- _Your goal_
Extract all lines from the data beneath that include the word "للأنشطة".

++++ Stored data

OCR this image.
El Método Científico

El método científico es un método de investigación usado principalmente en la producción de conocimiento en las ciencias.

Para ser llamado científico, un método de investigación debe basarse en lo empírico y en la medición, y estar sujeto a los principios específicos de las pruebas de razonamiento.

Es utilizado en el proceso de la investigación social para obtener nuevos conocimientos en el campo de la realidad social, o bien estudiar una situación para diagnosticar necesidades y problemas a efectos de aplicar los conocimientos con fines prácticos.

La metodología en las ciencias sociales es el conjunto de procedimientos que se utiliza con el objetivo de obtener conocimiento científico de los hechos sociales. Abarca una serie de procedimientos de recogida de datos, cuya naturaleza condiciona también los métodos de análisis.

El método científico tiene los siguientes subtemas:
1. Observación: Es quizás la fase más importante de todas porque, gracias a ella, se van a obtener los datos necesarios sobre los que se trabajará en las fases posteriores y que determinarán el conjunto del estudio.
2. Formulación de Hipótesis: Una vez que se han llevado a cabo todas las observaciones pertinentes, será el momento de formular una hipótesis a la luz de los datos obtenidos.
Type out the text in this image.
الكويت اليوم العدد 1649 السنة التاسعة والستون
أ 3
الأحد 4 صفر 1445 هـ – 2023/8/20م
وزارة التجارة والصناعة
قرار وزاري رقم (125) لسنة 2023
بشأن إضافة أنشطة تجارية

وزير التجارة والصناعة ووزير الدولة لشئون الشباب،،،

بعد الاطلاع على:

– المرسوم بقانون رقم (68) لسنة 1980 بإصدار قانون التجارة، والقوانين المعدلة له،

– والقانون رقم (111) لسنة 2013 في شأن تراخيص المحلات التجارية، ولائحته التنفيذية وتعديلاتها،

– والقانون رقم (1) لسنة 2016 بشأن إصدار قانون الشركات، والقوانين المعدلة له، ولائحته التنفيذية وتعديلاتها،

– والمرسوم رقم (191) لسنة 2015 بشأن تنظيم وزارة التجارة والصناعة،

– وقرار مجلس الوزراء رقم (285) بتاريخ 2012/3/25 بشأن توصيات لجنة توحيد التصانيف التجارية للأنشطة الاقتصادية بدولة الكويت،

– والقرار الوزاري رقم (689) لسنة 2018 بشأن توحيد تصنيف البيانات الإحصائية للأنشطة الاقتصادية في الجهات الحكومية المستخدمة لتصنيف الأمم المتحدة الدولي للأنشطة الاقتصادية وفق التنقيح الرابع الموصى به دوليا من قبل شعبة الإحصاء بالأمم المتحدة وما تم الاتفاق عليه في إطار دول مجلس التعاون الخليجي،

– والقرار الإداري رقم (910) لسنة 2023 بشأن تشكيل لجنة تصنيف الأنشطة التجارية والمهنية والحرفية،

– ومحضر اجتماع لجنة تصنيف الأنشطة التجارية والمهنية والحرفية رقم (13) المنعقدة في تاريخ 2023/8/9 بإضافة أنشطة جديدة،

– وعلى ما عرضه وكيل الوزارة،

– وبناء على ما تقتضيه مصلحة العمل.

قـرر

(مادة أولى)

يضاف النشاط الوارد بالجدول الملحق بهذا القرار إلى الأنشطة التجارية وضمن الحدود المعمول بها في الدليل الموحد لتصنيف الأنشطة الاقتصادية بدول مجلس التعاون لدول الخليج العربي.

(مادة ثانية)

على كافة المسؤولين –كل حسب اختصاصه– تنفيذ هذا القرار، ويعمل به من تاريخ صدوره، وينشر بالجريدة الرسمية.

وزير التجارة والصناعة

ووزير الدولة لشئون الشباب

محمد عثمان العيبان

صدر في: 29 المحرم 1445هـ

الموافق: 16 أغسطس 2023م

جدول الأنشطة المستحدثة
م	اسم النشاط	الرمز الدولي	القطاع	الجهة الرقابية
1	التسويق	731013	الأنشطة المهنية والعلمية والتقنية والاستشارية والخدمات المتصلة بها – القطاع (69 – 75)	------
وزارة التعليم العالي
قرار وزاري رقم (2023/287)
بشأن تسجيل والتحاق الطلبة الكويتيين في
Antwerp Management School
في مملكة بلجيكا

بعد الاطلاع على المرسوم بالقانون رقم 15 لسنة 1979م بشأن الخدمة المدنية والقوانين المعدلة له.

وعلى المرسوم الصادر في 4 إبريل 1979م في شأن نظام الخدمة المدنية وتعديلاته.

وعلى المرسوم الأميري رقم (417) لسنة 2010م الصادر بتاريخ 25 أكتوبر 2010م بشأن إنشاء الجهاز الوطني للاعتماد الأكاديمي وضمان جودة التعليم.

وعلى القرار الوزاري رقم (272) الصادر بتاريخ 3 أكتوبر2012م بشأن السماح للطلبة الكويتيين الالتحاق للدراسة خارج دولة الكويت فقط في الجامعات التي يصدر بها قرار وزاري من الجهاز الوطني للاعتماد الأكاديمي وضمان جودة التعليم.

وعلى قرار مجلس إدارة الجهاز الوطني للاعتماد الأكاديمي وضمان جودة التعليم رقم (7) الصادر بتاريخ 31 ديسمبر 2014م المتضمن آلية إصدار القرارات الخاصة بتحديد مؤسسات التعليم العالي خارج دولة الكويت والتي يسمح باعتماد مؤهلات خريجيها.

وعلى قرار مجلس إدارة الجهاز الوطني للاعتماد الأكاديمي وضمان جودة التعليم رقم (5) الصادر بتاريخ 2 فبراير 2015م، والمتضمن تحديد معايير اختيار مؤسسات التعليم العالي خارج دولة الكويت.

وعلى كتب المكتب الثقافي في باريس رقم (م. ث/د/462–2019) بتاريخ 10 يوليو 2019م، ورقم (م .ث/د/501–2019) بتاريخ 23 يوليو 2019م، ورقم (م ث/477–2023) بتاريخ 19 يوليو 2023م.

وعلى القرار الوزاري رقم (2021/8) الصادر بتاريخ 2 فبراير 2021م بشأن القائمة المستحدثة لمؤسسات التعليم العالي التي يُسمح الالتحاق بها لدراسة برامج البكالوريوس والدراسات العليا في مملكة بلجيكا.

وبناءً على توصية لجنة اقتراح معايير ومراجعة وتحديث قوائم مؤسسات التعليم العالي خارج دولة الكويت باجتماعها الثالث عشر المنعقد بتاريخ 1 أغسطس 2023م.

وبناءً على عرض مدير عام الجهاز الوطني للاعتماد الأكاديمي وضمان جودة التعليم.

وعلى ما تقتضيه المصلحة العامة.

++++++++

- _Answer to this task_
– وقرار مجلس الوزراء رقم (285) بتاريخ 2012/3/25 بشأن توصيات لجنة توحيد التصانيف التجارية للأنشطة الاقتصادية بدولة الكويت،
– والقرار الوزاري رقم (689) لسنة 2018 بشأن توحيد تصنيف البيانات الإحصائية للأنشطة الاقتصادية في الجهات الحكومية المستخدمة لتصنيف الأمم المتحدة الدولي للأنشطة الاقتصادية وفق التنقيح الرابع الموصى به دوليا من قبل شعبة الإحصاء بالأمم المتحدة وما تم الاتفاق عليه في إطار دول مجلس التعاون الخليجي،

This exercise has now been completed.